■ **Exercise instructions**
Return each line containing the string "document".

--- Rows ---

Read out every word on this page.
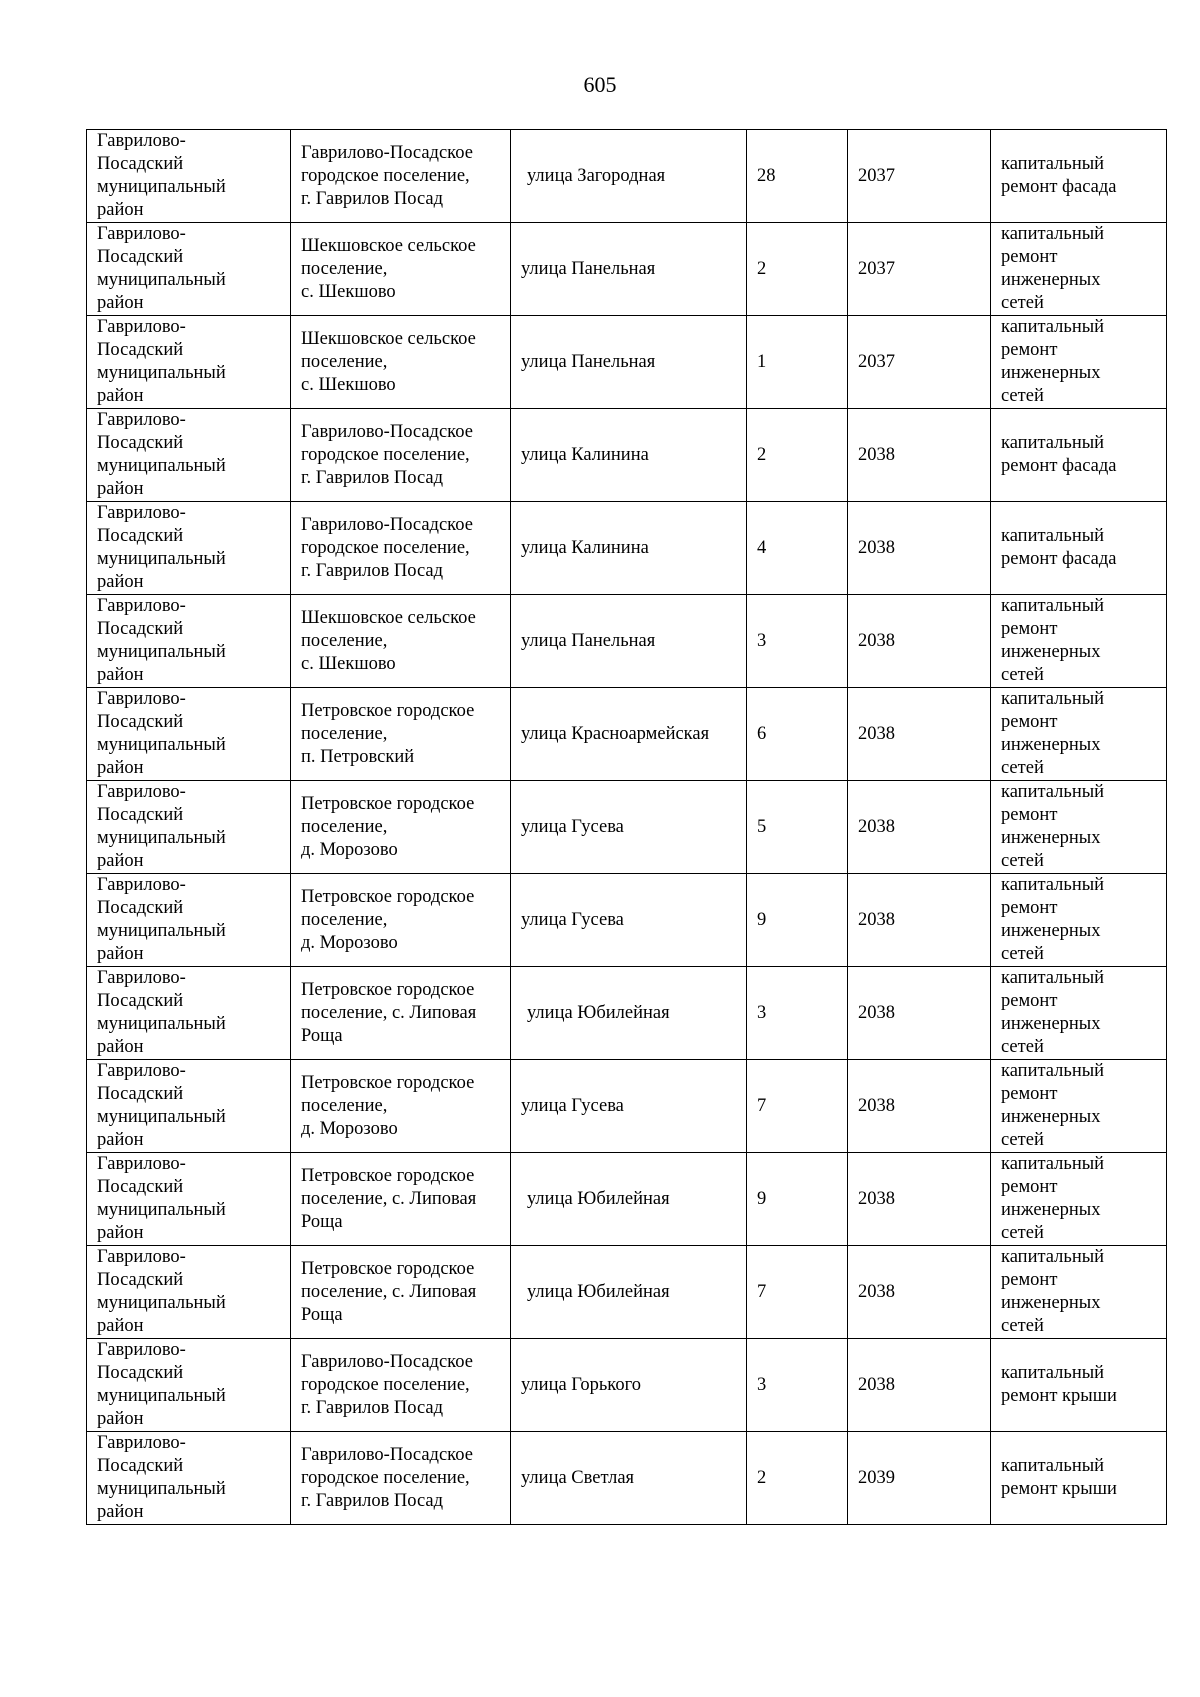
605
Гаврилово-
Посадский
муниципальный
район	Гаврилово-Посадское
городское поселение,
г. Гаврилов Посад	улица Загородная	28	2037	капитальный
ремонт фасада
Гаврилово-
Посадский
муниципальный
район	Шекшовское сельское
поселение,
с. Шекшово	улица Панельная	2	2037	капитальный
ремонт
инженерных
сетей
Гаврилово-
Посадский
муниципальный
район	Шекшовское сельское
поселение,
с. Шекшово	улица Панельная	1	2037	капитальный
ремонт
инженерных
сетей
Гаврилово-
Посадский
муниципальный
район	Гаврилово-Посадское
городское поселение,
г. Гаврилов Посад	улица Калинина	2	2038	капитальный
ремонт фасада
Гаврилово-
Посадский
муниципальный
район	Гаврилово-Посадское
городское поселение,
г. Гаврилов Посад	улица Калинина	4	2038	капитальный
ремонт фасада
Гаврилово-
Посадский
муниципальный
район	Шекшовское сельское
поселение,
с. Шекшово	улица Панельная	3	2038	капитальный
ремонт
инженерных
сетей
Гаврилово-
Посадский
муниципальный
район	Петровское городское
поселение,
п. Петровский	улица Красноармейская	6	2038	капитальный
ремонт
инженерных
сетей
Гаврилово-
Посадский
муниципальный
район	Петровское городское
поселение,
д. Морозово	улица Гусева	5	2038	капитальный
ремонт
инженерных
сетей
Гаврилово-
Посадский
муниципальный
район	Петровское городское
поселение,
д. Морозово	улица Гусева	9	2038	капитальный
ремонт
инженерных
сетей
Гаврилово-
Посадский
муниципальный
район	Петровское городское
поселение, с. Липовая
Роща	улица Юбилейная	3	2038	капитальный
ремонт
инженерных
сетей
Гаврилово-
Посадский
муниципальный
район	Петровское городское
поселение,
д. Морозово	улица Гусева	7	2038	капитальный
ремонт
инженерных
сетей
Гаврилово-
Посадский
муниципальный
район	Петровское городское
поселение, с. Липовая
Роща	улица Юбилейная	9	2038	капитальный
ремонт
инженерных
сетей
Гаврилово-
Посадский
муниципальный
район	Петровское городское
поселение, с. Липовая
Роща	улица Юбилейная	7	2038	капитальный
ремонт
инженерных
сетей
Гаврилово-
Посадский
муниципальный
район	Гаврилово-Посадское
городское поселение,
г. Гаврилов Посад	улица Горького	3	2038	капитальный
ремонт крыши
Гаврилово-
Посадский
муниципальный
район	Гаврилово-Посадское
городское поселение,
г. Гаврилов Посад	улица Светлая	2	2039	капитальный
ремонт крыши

---
--- Rows ---

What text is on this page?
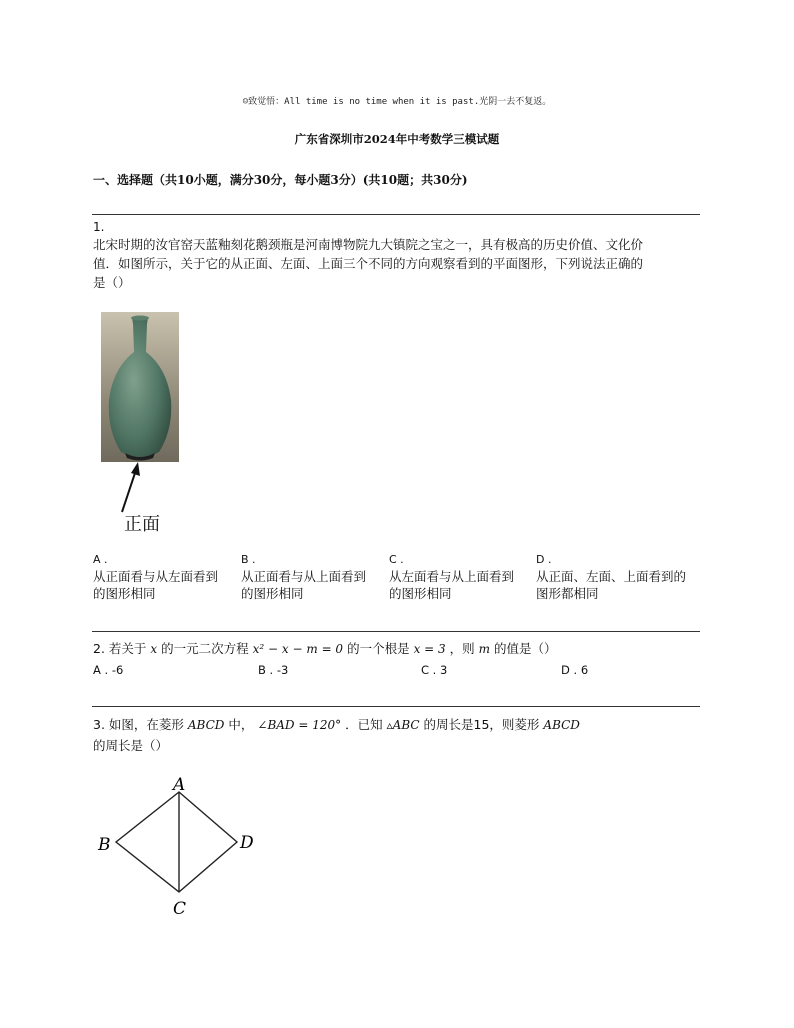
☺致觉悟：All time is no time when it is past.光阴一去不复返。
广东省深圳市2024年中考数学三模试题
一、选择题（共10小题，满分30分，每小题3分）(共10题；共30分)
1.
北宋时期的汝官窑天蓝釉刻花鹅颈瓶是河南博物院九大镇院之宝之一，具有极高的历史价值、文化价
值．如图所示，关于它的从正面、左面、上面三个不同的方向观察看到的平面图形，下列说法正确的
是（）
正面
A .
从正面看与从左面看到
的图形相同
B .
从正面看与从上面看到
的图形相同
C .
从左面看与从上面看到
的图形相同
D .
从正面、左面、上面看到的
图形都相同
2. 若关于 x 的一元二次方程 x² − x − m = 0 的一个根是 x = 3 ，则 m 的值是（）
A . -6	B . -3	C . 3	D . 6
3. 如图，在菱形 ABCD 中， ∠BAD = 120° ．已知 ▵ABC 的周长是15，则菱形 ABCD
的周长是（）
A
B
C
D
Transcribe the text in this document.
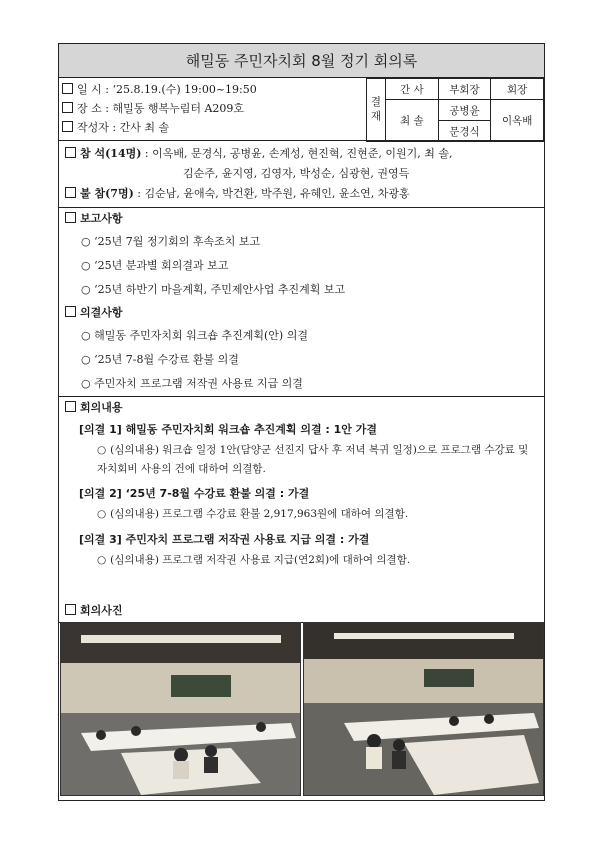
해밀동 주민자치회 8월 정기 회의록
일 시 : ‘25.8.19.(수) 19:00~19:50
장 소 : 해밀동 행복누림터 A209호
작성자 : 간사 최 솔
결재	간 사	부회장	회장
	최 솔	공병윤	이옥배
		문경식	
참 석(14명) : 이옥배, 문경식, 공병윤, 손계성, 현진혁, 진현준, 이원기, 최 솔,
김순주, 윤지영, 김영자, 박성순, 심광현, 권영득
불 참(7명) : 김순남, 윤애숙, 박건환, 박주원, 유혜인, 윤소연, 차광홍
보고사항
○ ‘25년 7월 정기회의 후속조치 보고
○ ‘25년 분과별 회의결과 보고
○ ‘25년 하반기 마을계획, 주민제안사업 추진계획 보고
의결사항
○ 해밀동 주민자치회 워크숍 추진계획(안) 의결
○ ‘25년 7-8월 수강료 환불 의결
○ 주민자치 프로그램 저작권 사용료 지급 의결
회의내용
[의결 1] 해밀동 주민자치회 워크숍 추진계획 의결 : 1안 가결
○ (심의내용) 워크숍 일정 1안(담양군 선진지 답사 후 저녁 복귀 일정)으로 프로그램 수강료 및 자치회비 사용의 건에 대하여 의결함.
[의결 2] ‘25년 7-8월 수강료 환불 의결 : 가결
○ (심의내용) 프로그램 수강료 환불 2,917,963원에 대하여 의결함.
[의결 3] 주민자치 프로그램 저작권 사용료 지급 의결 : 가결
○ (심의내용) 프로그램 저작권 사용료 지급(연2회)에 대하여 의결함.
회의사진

---
--- Rows ---

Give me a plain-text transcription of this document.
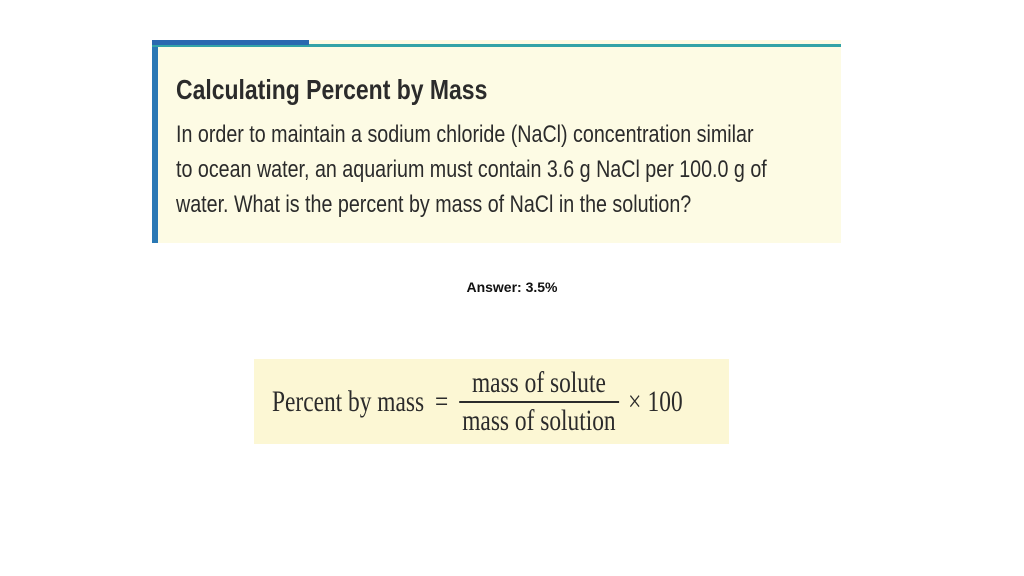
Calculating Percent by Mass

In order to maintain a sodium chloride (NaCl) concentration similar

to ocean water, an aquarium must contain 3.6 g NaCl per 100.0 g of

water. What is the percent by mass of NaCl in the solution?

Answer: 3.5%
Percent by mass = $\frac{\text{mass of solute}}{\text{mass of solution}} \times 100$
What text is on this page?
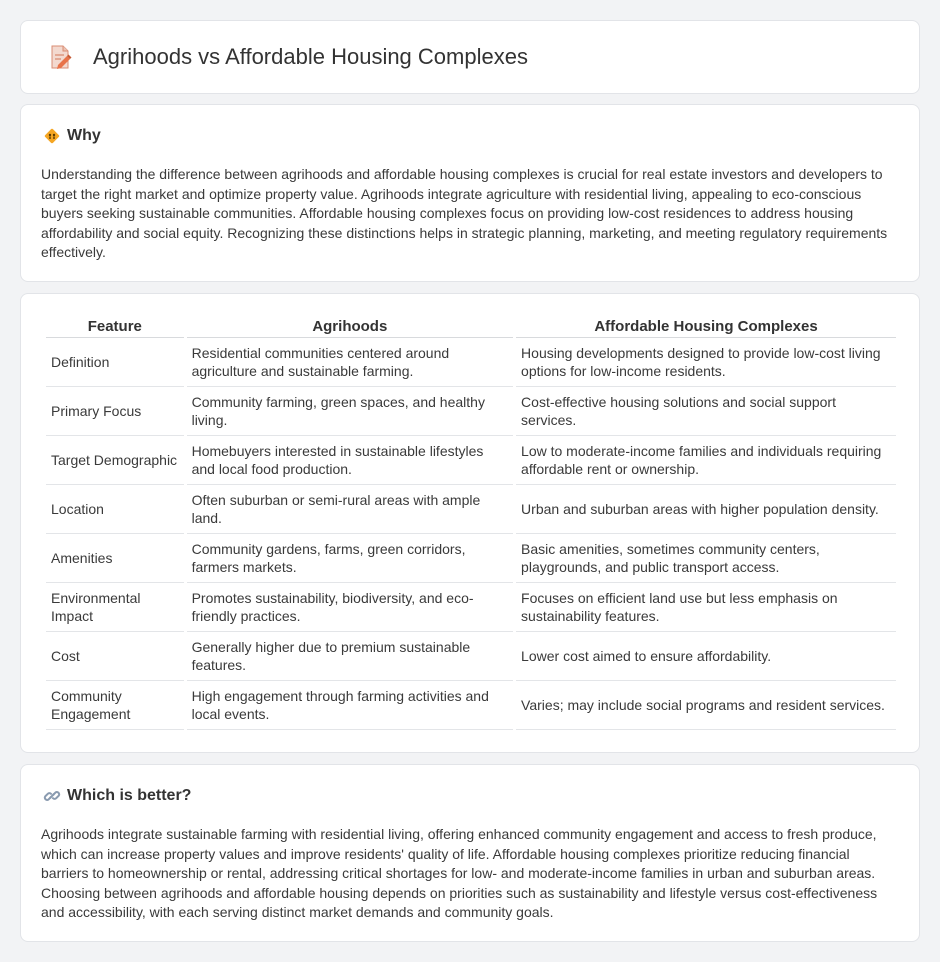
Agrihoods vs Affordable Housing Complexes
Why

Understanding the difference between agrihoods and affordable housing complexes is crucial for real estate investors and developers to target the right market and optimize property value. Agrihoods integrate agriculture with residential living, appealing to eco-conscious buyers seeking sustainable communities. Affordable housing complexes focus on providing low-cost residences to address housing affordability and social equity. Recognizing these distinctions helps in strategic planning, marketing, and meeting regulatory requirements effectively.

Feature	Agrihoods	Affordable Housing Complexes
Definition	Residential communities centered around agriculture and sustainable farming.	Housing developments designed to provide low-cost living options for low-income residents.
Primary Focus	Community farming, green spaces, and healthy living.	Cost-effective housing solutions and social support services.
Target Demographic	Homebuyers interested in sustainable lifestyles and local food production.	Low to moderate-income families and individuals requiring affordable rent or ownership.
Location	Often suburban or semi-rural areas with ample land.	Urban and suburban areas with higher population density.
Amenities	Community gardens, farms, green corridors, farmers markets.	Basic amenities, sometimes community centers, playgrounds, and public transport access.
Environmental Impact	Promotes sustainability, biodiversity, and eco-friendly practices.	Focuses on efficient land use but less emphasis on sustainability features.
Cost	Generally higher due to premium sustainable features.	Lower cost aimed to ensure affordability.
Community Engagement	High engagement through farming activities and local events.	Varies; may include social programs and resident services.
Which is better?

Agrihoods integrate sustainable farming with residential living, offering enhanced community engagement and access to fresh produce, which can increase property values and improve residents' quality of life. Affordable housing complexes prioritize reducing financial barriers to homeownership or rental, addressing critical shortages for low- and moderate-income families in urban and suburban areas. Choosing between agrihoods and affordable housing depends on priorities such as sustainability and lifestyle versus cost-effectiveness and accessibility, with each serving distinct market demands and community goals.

---

■ **Response**
Transcribe the text in this document.
Give me a plain-text transcription of this document.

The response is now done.